Daß Lumumba eine Ahnung hatte, worum es im Kalten Krieg, der ihn das Leben kostete, überhaupt ging, scheint eher zweifelhaft. Die Demütigungen durch den Kolonialismus hatten ihn gelehrt, woran Afrika krankte: Die Afrikaner waren politisch nicht darauf vorbereitet, ihre neuen Nationen zu regieren; und während er noch nach Heilmitteln suchte, wurde er von Mobutu geschluckt, der das Übel auch erkannt und den - richtigen - Schluß gezogen hatte, daß der Westen ihm alles geben würde, damit es auch so bleibe. Nach Lumumbas Tod ist sein Name zum Synonym für die gestohlene Unabhängigkeitsbewegung geworden, wie für das Credo, daß die Afrikaner sich über alle Stammes- und Gebietsgrenzen hinaus vereinigen müssen, um ihr Schicksal selbst bestimmen zu können; andernfalls werden sie vernichtet.

● **Arbeitsmaterial**
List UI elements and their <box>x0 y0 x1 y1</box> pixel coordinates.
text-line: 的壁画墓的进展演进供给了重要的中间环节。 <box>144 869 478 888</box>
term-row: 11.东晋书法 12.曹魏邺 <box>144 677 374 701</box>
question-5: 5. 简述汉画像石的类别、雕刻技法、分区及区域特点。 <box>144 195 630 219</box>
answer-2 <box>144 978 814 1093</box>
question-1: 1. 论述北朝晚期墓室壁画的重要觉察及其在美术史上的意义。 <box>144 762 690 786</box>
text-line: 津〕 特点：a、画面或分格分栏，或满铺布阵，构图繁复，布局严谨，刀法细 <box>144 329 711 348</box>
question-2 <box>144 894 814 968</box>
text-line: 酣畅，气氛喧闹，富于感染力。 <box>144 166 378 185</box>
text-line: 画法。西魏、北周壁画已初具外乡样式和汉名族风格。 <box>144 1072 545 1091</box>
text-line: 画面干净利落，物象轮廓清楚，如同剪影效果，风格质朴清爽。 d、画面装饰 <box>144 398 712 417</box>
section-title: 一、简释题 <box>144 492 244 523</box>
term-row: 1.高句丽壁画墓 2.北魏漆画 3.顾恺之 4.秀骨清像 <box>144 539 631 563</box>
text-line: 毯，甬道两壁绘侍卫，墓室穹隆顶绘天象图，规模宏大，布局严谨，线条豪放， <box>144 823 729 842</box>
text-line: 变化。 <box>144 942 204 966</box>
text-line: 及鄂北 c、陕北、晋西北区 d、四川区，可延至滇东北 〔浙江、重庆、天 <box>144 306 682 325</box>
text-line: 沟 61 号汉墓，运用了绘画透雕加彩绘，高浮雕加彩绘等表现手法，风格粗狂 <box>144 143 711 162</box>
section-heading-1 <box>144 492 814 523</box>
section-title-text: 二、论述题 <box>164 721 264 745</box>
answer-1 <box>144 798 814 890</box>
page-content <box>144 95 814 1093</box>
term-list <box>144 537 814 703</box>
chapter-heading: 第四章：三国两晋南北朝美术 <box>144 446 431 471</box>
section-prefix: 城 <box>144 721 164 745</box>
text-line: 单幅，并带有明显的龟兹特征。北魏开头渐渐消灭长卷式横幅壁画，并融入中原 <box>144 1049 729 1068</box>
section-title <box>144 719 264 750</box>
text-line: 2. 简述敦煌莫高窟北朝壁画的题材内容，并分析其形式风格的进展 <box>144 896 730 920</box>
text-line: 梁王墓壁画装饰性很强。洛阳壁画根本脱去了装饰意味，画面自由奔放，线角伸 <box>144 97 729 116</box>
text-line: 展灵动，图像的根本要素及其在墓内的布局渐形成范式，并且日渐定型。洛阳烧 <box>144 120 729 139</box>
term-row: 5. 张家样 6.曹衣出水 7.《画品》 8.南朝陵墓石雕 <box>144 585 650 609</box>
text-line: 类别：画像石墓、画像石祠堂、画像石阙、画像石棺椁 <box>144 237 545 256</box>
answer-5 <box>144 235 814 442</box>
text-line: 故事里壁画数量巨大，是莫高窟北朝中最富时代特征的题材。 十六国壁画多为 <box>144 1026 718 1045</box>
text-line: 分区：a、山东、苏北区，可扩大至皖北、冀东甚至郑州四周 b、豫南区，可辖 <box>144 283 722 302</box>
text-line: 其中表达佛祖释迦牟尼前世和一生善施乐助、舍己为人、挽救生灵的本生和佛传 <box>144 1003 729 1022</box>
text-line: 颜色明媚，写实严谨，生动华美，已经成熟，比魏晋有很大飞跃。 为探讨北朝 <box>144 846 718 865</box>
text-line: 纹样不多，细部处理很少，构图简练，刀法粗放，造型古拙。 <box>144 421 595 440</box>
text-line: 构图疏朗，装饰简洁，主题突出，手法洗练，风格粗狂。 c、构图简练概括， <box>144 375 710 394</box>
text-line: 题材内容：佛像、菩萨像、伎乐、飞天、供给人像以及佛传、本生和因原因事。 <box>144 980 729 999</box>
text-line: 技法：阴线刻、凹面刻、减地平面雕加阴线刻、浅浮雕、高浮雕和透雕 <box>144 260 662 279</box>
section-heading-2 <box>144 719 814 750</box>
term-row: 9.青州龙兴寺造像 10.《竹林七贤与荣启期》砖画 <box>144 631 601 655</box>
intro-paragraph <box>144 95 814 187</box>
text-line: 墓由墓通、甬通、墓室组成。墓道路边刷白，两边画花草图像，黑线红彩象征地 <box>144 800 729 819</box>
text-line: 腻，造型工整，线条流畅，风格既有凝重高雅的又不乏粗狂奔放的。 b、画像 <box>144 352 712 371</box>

● **Bitte bearbeiten**
**A.** Kopiere aus dem Textauszug über Lumumba wortgetreu den Abschnitt von „Daß Lumumba eine“ bis „werden sie vernichtet.“.
**B.** Schreibe aus den Einträgen nur den Abschnitt von ihrem Anfang bis einschließlich der Zeile, die „section-heading-1 <box>144 492 814 523</box>“ enthält, unverändert ab.

● **Die Antworten**
**A.**
Daß Lumumba eine Ahnung hatte, worum es im Kalten Krieg, der ihn das Leben kostete, überhaupt ging, scheint eher zweifelhaft. Die Demütigungen durch den Kolonialismus hatten ihn gelehrt, woran Afrika krankte: Die Afrikaner waren politisch nicht darauf vorbereitet, ihre neuen Nationen zu regieren; und während er noch nach Heilmitteln suchte, wurde er von Mobutu geschluckt, der das Übel auch erkannt und den - richtigen - Schluß gezogen hatte, daß der Westen ihm alles geben würde, damit es auch so bleibe. Nach Lumumbas Tod ist sein Name zum Synonym für die gestohlene Unabhängigkeitsbewegung geworden, wie für das Credo, daß die Afrikaner sich über alle Stammes- und Gebietsgrenzen hinaus vereinigen müssen, um ihr Schicksal selbst bestimmen zu können; andernfalls werden sie vernichtet.

**B.**
List UI elements and their <box>x0 y0 x1 y1</box> pixel coordinates.
text-line: 的壁画墓的进展演进供给了重要的中间环节。 <box>144 869 478 888</box>
term-row: 11.东晋书法 12.曹魏邺 <box>144 677 374 701</box>
question-5: 5. 简述汉画像石的类别、雕刻技法、分区及区域特点。 <box>144 195 630 219</box>
answer-2 <box>144 978 814 1093</box>
question-1: 1. 论述北朝晚期墓室壁画的重要觉察及其在美术史上的意义。 <box>144 762 690 786</box>
text-line: 津〕 特点：a、画面或分格分栏，或满铺布阵，构图繁复，布局严谨，刀法细 <box>144 329 711 348</box>
question-2 <box>144 894 814 968</box>
text-line: 酣畅，气氛喧闹，富于感染力。 <box>144 166 378 185</box>
text-line: 画法。西魏、北周壁画已初具外乡样式和汉名族风格。 <box>144 1072 545 1091</box>
text-line: 画面干净利落，物象轮廓清楚，如同剪影效果，风格质朴清爽。 d、画面装饰 <box>144 398 712 417</box>
section-title: 一、简释题 <box>144 492 244 523</box>
term-row: 1.高句丽壁画墓 2.北魏漆画 3.顾恺之 4.秀骨清像 <box>144 539 631 563</box>
text-line: 毯，甬道两壁绘侍卫，墓室穹隆顶绘天象图，规模宏大，布局严谨，线条豪放， <box>144 823 729 842</box>
text-line: 变化。 <box>144 942 204 966</box>
text-line: 及鄂北 c、陕北、晋西北区 d、四川区，可延至滇东北 〔浙江、重庆、天 <box>144 306 682 325</box>
text-line: 沟 61 号汉墓，运用了绘画透雕加彩绘，高浮雕加彩绘等表现手法，风格粗狂 <box>144 143 711 162</box>
section-heading-1 <box>144 492 814 523</box>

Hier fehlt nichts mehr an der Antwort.